WRITTEN TASK:
Check each line of the material below for "Italia", then copy the ones that contain it.

INPUT:
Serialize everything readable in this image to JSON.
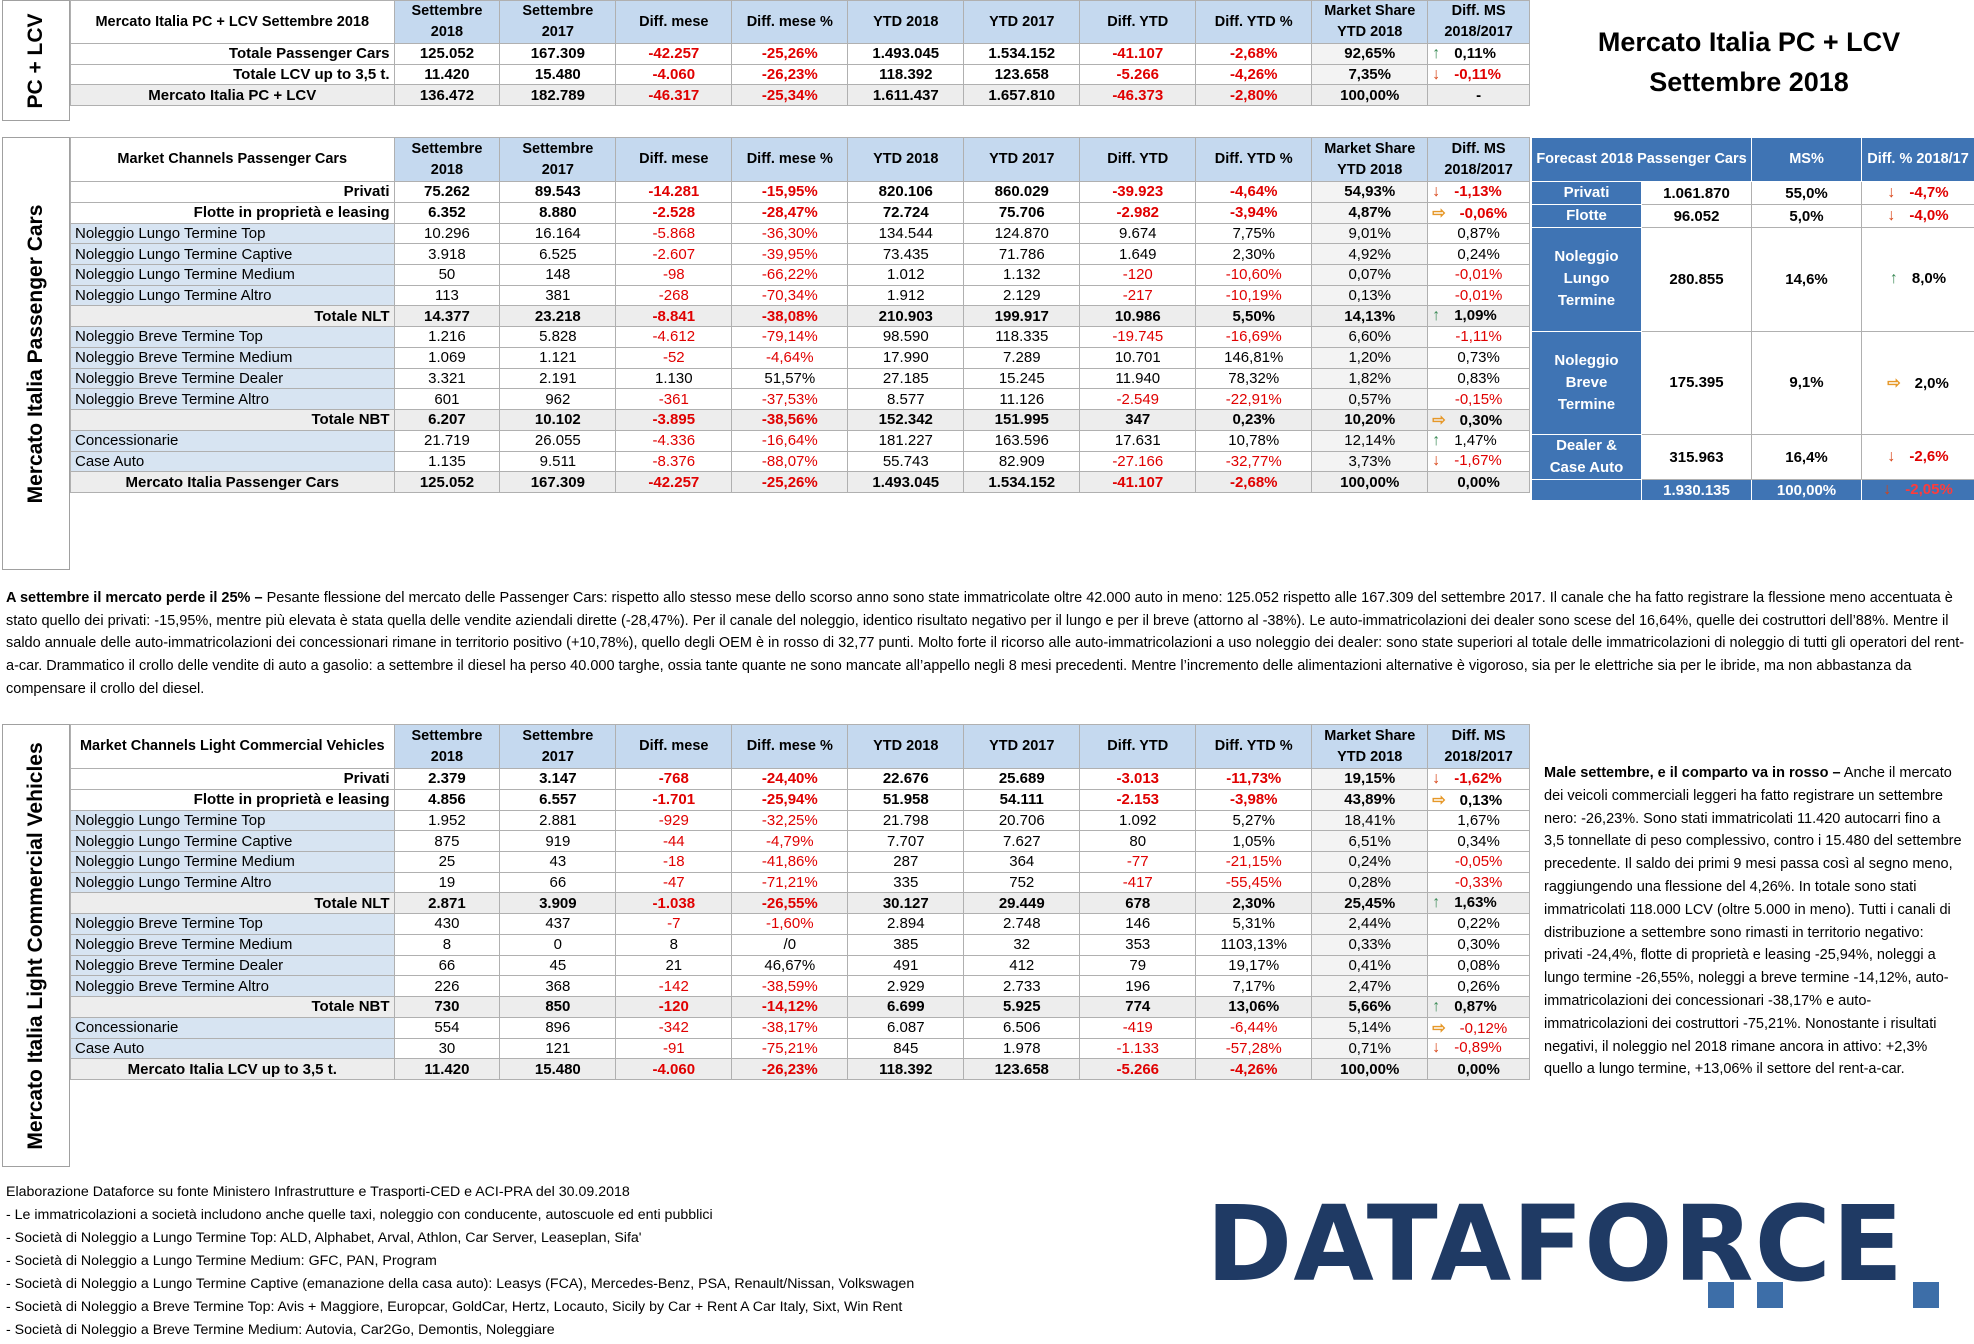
{
  "title": {
    "line1": "Mercato Italia PC + LCV",
    "line2": "Settembre 2018"
  },
  "columns": [
    "Settembre 2018",
    "Settembre 2017",
    "Diff. mese",
    "Diff. mese %",
    "YTD 2018",
    "YTD 2017",
    "Diff. YTD",
    "Diff. YTD %",
    "Market Share YTD 2018",
    "Diff. MS 2018/2017"
  ],
  "summary": {
    "side_label": "PC + LCV",
    "header_label": "Mercato Italia PC + LCV Settembre 2018",
    "rows": [
      {
        "label": "Totale Passenger Cars",
        "cells": [
          "125.052",
          "167.309",
          "-42.257",
          "-25,26%",
          "1.493.045",
          "1.534.152",
          "-41.107",
          "-2,68%",
          "92,65%"
        ],
        "arrow": "up",
        "diff": "0,11%"
      },
      {
        "label": "Totale LCV up to 3,5 t.",
        "cells": [
          "11.420",
          "15.480",
          "-4.060",
          "-26,23%",
          "118.392",
          "123.658",
          "-5.266",
          "-4,26%",
          "7,35%"
        ],
        "arrow": "down",
        "diff": "-0,11%"
      },
      {
        "label": "Mercato Italia PC + LCV",
        "cells": [
          "136.472",
          "182.789",
          "-46.317",
          "-25,34%",
          "1.611.437",
          "1.657.810",
          "-46.373",
          "-2,80%",
          "100,00%"
        ],
        "arrow": "",
        "diff": "-",
        "total": true
      }
    ]
  },
  "pc": {
    "side_label": "Mercato Italia Passenger Cars",
    "header_label": "Market Channels Passenger Cars",
    "rows": [
      {
        "label": "Privati",
        "type": "bold",
        "cells": [
          "75.262",
          "89.543",
          "-14.281",
          "-15,95%",
          "820.106",
          "860.029",
          "-39.923",
          "-4,64%",
          "54,93%"
        ],
        "arrow": "down",
        "diff": "-1,13%"
      },
      {
        "label": "Flotte in proprietà e leasing",
        "type": "bold",
        "cells": [
          "6.352",
          "8.880",
          "-2.528",
          "-28,47%",
          "72.724",
          "75.706",
          "-2.982",
          "-3,94%",
          "4,87%"
        ],
        "arrow": "eq",
        "diff": "-0,06%"
      },
      {
        "label": "Noleggio Lungo Termine Top",
        "type": "sub",
        "cells": [
          "10.296",
          "16.164",
          "-5.868",
          "-36,30%",
          "134.544",
          "124.870",
          "9.674",
          "7,75%",
          "9,01%"
        ],
        "arrow": "",
        "diff": "0,87%"
      },
      {
        "label": "Noleggio Lungo Termine Captive",
        "type": "sub",
        "cells": [
          "3.918",
          "6.525",
          "-2.607",
          "-39,95%",
          "73.435",
          "71.786",
          "1.649",
          "2,30%",
          "4,92%"
        ],
        "arrow": "",
        "diff": "0,24%"
      },
      {
        "label": "Noleggio Lungo Termine Medium",
        "type": "sub",
        "cells": [
          "50",
          "148",
          "-98",
          "-66,22%",
          "1.012",
          "1.132",
          "-120",
          "-10,60%",
          "0,07%"
        ],
        "arrow": "",
        "diff": "-0,01%"
      },
      {
        "label": "Noleggio Lungo Termine Altro",
        "type": "sub",
        "cells": [
          "113",
          "381",
          "-268",
          "-70,34%",
          "1.912",
          "2.129",
          "-217",
          "-10,19%",
          "0,13%"
        ],
        "arrow": "",
        "diff": "-0,01%"
      },
      {
        "label": "Totale NLT",
        "type": "total",
        "cells": [
          "14.377",
          "23.218",
          "-8.841",
          "-38,08%",
          "210.903",
          "199.917",
          "10.986",
          "5,50%",
          "14,13%"
        ],
        "arrow": "up",
        "diff": "1,09%"
      },
      {
        "label": "Noleggio Breve Termine Top",
        "type": "sub",
        "cells": [
          "1.216",
          "5.828",
          "-4.612",
          "-79,14%",
          "98.590",
          "118.335",
          "-19.745",
          "-16,69%",
          "6,60%"
        ],
        "arrow": "",
        "diff": "-1,11%"
      },
      {
        "label": "Noleggio Breve Termine Medium",
        "type": "sub",
        "cells": [
          "1.069",
          "1.121",
          "-52",
          "-4,64%",
          "17.990",
          "7.289",
          "10.701",
          "146,81%",
          "1,20%"
        ],
        "arrow": "",
        "diff": "0,73%"
      },
      {
        "label": "Noleggio Breve Termine Dealer",
        "type": "sub",
        "cells": [
          "3.321",
          "2.191",
          "1.130",
          "51,57%",
          "27.185",
          "15.245",
          "11.940",
          "78,32%",
          "1,82%"
        ],
        "arrow": "",
        "diff": "0,83%"
      },
      {
        "label": "Noleggio Breve Termine Altro",
        "type": "sub",
        "cells": [
          "601",
          "962",
          "-361",
          "-37,53%",
          "8.577",
          "11.126",
          "-2.549",
          "-22,91%",
          "0,57%"
        ],
        "arrow": "",
        "diff": "-0,15%"
      },
      {
        "label": "Totale NBT",
        "type": "total",
        "cells": [
          "6.207",
          "10.102",
          "-3.895",
          "-38,56%",
          "152.342",
          "151.995",
          "347",
          "0,23%",
          "10,20%"
        ],
        "arrow": "eq",
        "diff": "0,30%"
      },
      {
        "label": "Concessionarie",
        "type": "sub",
        "cells": [
          "21.719",
          "26.055",
          "-4.336",
          "-16,64%",
          "181.227",
          "163.596",
          "17.631",
          "10,78%",
          "12,14%"
        ],
        "arrow": "up",
        "diff": "1,47%"
      },
      {
        "label": "Case Auto",
        "type": "sub",
        "cells": [
          "1.135",
          "9.511",
          "-8.376",
          "-88,07%",
          "55.743",
          "82.909",
          "-27.166",
          "-32,77%",
          "3,73%"
        ],
        "arrow": "down",
        "diff": "-1,67%"
      },
      {
        "label": "Mercato Italia Passenger Cars",
        "type": "grand",
        "cells": [
          "125.052",
          "167.309",
          "-42.257",
          "-25,26%",
          "1.493.045",
          "1.534.152",
          "-41.107",
          "-2,68%",
          "100,00%"
        ],
        "arrow": "",
        "diff": "0,00%"
      }
    ]
  },
  "forecast": {
    "header": {
      "label": "Forecast 2018 Passenger Cars",
      "ms": "MS%",
      "diff": "Diff. % 2018/17"
    },
    "rows": [
      {
        "label": "Privati",
        "value": "1.061.870",
        "ms": "55,0%",
        "arrow": "down",
        "diff": "-4,7%",
        "span": 1
      },
      {
        "label": "Flotte",
        "value": "96.052",
        "ms": "5,0%",
        "arrow": "down",
        "diff": "-4,0%",
        "span": 1
      },
      {
        "label": "Noleggio Lungo Termine",
        "value": "280.855",
        "ms": "14,6%",
        "arrow": "up",
        "diff": "8,0%",
        "span": 5
      },
      {
        "label": "Noleggio Breve Termine",
        "value": "175.395",
        "ms": "9,1%",
        "arrow": "eq",
        "diff": "2,0%",
        "span": 5
      },
      {
        "label": "Dealer & Case Auto",
        "value": "315.963",
        "ms": "16,4%",
        "arrow": "down",
        "diff": "-2,6%",
        "span": 2
      }
    ],
    "total": {
      "value": "1.930.135",
      "ms": "100,00%",
      "arrow": "down",
      "diff": "-2,05%"
    }
  },
  "pc_text": {
    "lead": "A settembre il mercato perde il 25% –",
    "body": " Pesante flessione del mercato delle Passenger Cars: rispetto allo stesso mese dello scorso anno sono state immatricolate oltre 42.000 auto in meno: 125.052 rispetto alle 167.309 del settembre 2017. Il canale che ha fatto registrare la flessione meno accentuata è stato quello dei privati: -15,95%, mentre più elevata è stata quella delle vendite aziendali dirette (-28,47%). Per il canale del noleggio, identico risultato negativo per il lungo e per il breve (attorno al -38%). Le auto-immatricolazioni dei dealer sono scese del 16,64%, quelle dei costruttori dell’88%. Mentre il saldo annuale delle auto-immatricolazioni dei concessionari rimane in territorio positivo (+10,78%), quello degli OEM è in rosso di 32,77 punti. Molto forte il ricorso alle auto-immatricolazioni a uso noleggio dei dealer: sono state superiori al totale delle immatricolazioni di noleggio di tutti gli operatori del rent-a-car. Drammatico il crollo delle vendite di auto a gasolio: a settembre il diesel ha perso 40.000 targhe, ossia tante quante ne sono mancate all’appello negli 8 mesi precedenti. Mentre l’incremento delle alimentazioni alternative è vigoroso, sia per le elettriche sia per le ibride, ma non abbastanza da compensare il crollo del diesel."
  },
  "lcv": {
    "side_label": "Mercato Italia Light Commercial Vehicles",
    "header_label": "Market Channels Light Commercial Vehicles",
    "rows": [
      {
        "label": "Privati",
        "type": "bold",
        "cells": [
          "2.379",
          "3.147",
          "-768",
          "-24,40%",
          "22.676",
          "25.689",
          "-3.013",
          "-11,73%",
          "19,15%"
        ],
        "arrow": "down",
        "diff": "-1,62%"
      },
      {
        "label": "Flotte in proprietà e leasing",
        "type": "bold",
        "cells": [
          "4.856",
          "6.557",
          "-1.701",
          "-25,94%",
          "51.958",
          "54.111",
          "-2.153",
          "-3,98%",
          "43,89%"
        ],
        "arrow": "eq",
        "diff": "0,13%"
      },
      {
        "label": "Noleggio Lungo Termine Top",
        "type": "sub",
        "cells": [
          "1.952",
          "2.881",
          "-929",
          "-32,25%",
          "21.798",
          "20.706",
          "1.092",
          "5,27%",
          "18,41%"
        ],
        "arrow": "",
        "diff": "1,67%"
      },
      {
        "label": "Noleggio Lungo Termine Captive",
        "type": "sub",
        "cells": [
          "875",
          "919",
          "-44",
          "-4,79%",
          "7.707",
          "7.627",
          "80",
          "1,05%",
          "6,51%"
        ],
        "arrow": "",
        "diff": "0,34%"
      },
      {
        "label": "Noleggio Lungo Termine Medium",
        "type": "sub",
        "cells": [
          "25",
          "43",
          "-18",
          "-41,86%",
          "287",
          "364",
          "-77",
          "-21,15%",
          "0,24%"
        ],
        "arrow": "",
        "diff": "-0,05%"
      },
      {
        "label": "Noleggio Lungo Termine Altro",
        "type": "sub",
        "cells": [
          "19",
          "66",
          "-47",
          "-71,21%",
          "335",
          "752",
          "-417",
          "-55,45%",
          "0,28%"
        ],
        "arrow": "",
        "diff": "-0,33%"
      },
      {
        "label": "Totale NLT",
        "type": "total",
        "cells": [
          "2.871",
          "3.909",
          "-1.038",
          "-26,55%",
          "30.127",
          "29.449",
          "678",
          "2,30%",
          "25,45%"
        ],
        "arrow": "up",
        "diff": "1,63%"
      },
      {
        "label": "Noleggio Breve Termine Top",
        "type": "sub",
        "cells": [
          "430",
          "437",
          "-7",
          "-1,60%",
          "2.894",
          "2.748",
          "146",
          "5,31%",
          "2,44%"
        ],
        "arrow": "",
        "diff": "0,22%"
      },
      {
        "label": "Noleggio Breve Termine Medium",
        "type": "sub",
        "cells": [
          "8",
          "0",
          "8",
          "/0",
          "385",
          "32",
          "353",
          "1103,13%",
          "0,33%"
        ],
        "arrow": "",
        "diff": "0,30%"
      },
      {
        "label": "Noleggio Breve Termine Dealer",
        "type": "sub",
        "cells": [
          "66",
          "45",
          "21",
          "46,67%",
          "491",
          "412",
          "79",
          "19,17%",
          "0,41%"
        ],
        "arrow": "",
        "diff": "0,08%"
      },
      {
        "label": "Noleggio Breve Termine Altro",
        "type": "sub",
        "cells": [
          "226",
          "368",
          "-142",
          "-38,59%",
          "2.929",
          "2.733",
          "196",
          "7,17%",
          "2,47%"
        ],
        "arrow": "",
        "diff": "0,26%"
      },
      {
        "label": "Totale NBT",
        "type": "total",
        "cells": [
          "730",
          "850",
          "-120",
          "-14,12%",
          "6.699",
          "5.925",
          "774",
          "13,06%",
          "5,66%"
        ],
        "arrow": "up",
        "diff": "0,87%"
      },
      {
        "label": "Concessionarie",
        "type": "sub",
        "cells": [
          "554",
          "896",
          "-342",
          "-38,17%",
          "6.087",
          "6.506",
          "-419",
          "-6,44%",
          "5,14%"
        ],
        "arrow": "eq",
        "diff": "-0,12%"
      },
      {
        "label": "Case Auto",
        "type": "sub",
        "cells": [
          "30",
          "121",
          "-91",
          "-75,21%",
          "845",
          "1.978",
          "-1.133",
          "-57,28%",
          "0,71%"
        ],
        "arrow": "down",
        "diff": "-0,89%"
      },
      {
        "label": "Mercato Italia LCV up to 3,5 t.",
        "type": "grand",
        "cells": [
          "11.420",
          "15.480",
          "-4.060",
          "-26,23%",
          "118.392",
          "123.658",
          "-5.266",
          "-4,26%",
          "100,00%"
        ],
        "arrow": "",
        "diff": "0,00%"
      }
    ]
  },
  "lcv_text": {
    "lead": "Male settembre, e il comparto va in rosso –",
    "body": " Anche il mercato dei veicoli commerciali leggeri ha fatto registrare un settembre nero: -26,23%. Sono stati immatricolati 11.420 autocarri fino a 3,5 tonnellate di peso complessivo, contro i 15.480 del settembre precedente. Il saldo dei primi 9 mesi passa così al segno meno, raggiungendo una flessione del 4,26%. In totale sono stati immatricolati 118.000 LCV (oltre 5.000 in meno). Tutti i canali di distribuzione a settembre sono rimasti in territorio negativo: privati -24,4%, flotte di proprietà e leasing -25,94%, noleggi a lungo termine -26,55%, noleggi a breve termine -14,12%, auto-immatricolazioni dei concessionari -38,17% e auto-immatricolazioni dei costruttori -75,21%. Nonostante i risultati negativi, il noleggio nel 2018 rimane ancora in attivo: +2,3% quello a lungo termine, +13,06% il settore del rent-a-car."
  },
  "footer": [
    "Elaborazione Dataforce su fonte Ministero Infrastrutture e Trasporti-CED e ACI-PRA del 30.09.2018",
    "- Le immatricolazioni a società includono anche quelle taxi, noleggio con conducente, autoscuole ed enti pubblici",
    "- Società di Noleggio a Lungo Termine Top: ALD, Alphabet, Arval, Athlon, Car Server, Leaseplan, Sifa'",
    "- Società di Noleggio a Lungo Termine Medium: GFC, PAN, Program",
    "- Società di Noleggio a Lungo Termine Captive (emanazione della casa auto): Leasys (FCA), Mercedes-Benz, PSA, Renault/Nissan, Volkswagen",
    "- Società di Noleggio a Breve Termine Top: Avis + Maggiore, Europcar, GoldCar, Hertz, Locauto, Sicily by Car + Rent A Car Italy, Sixt, Win Rent",
    "- Società di Noleggio a Breve Termine Medium: Autovia, Car2Go, Demontis, Noleggiare"
  ],
  "logo": {
    "text": "DATAFORCE"
  }
}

EXERCISE SOLUTION:
    "line1": "Mercato Italia PC + LCV",
    "header_label": "Mercato Italia PC + LCV Settembre 2018",
        "label": "Mercato Italia PC + LCV",
    "side_label": "Mercato Italia Passenger Cars",
        "label": "Mercato Italia Passenger Cars",
    "side_label": "Mercato Italia Light Commercial Vehicles",
        "label": "Mercato Italia LCV up to 3,5 t.",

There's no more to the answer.